Of the lines in the listing below, how many hold "BMFBOVESPA"? Answer with the number only.

(Stored data)
---*---

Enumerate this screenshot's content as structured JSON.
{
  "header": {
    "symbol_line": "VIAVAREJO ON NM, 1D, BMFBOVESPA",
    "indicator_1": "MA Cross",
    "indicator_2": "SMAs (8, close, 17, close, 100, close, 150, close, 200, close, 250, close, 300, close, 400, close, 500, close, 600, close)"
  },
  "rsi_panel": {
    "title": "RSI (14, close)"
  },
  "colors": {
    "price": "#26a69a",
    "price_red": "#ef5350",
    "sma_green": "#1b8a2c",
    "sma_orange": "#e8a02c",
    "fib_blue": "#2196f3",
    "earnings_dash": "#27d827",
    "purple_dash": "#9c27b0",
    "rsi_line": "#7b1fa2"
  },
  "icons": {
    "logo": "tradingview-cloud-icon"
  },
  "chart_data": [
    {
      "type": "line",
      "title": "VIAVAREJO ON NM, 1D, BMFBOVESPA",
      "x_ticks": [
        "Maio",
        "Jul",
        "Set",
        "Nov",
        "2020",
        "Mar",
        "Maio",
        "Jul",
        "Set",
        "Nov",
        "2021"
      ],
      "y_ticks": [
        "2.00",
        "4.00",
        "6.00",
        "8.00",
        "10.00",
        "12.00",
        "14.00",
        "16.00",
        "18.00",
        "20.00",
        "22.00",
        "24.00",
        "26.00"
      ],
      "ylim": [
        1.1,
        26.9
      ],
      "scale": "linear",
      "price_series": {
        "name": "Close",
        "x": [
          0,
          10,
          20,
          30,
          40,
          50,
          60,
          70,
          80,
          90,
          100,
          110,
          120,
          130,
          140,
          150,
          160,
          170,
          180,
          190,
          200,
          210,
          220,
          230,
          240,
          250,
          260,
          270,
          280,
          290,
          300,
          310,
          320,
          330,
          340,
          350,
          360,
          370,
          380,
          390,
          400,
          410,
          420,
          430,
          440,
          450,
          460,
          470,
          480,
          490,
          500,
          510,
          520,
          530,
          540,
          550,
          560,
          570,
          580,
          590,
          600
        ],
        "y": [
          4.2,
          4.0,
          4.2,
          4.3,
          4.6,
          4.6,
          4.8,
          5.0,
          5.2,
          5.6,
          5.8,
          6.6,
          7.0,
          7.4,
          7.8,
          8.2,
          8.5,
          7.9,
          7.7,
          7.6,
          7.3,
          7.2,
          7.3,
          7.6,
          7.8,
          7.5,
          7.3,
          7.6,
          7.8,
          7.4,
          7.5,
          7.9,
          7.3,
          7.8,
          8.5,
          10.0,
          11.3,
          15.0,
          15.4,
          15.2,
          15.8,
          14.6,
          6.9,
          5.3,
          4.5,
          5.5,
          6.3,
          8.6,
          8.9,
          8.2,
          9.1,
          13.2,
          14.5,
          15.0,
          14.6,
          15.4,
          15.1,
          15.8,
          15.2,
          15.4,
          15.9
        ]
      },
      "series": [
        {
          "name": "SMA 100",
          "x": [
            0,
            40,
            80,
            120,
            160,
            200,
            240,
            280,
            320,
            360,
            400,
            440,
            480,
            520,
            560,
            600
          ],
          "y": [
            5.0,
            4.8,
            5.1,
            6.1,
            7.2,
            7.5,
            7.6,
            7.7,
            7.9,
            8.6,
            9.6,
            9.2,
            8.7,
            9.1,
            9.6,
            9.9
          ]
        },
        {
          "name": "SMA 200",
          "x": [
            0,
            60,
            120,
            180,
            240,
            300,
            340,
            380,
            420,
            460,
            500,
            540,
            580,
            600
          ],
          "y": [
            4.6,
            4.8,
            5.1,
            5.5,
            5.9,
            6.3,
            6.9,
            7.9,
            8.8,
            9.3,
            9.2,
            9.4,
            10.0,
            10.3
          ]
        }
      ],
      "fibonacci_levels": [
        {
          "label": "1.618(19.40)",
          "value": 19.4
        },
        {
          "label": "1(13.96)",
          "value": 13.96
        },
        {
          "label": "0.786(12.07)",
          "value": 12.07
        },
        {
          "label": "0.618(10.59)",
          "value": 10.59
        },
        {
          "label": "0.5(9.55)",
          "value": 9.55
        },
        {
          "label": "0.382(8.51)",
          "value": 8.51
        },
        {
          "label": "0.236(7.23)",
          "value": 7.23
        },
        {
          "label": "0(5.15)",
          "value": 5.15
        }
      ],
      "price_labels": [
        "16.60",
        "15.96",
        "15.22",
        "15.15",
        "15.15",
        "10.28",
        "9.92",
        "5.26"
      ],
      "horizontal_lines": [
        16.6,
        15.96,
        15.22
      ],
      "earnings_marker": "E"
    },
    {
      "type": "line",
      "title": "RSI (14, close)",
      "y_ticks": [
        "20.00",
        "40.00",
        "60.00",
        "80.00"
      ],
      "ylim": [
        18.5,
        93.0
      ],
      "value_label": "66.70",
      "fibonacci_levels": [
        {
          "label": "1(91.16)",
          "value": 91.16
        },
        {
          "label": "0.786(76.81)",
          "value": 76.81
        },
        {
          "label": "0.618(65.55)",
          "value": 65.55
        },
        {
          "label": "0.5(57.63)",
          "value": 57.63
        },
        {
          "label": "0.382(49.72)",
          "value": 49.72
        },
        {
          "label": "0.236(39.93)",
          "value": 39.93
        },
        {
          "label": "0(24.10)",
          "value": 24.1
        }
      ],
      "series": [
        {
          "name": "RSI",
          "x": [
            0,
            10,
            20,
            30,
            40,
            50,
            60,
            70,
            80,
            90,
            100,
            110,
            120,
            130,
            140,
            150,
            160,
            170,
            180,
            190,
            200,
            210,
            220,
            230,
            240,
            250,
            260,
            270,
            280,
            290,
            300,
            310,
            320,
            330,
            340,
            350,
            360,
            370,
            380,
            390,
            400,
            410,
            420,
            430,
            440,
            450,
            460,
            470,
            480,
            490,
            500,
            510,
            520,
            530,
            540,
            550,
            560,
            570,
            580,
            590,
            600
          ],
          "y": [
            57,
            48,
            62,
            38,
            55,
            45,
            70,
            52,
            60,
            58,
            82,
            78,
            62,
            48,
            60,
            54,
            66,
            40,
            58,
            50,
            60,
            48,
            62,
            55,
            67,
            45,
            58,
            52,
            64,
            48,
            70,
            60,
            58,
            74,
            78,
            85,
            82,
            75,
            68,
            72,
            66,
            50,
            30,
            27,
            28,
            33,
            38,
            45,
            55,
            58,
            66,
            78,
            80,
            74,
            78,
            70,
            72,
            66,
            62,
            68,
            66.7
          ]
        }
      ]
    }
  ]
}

---*---

[Correct response] 2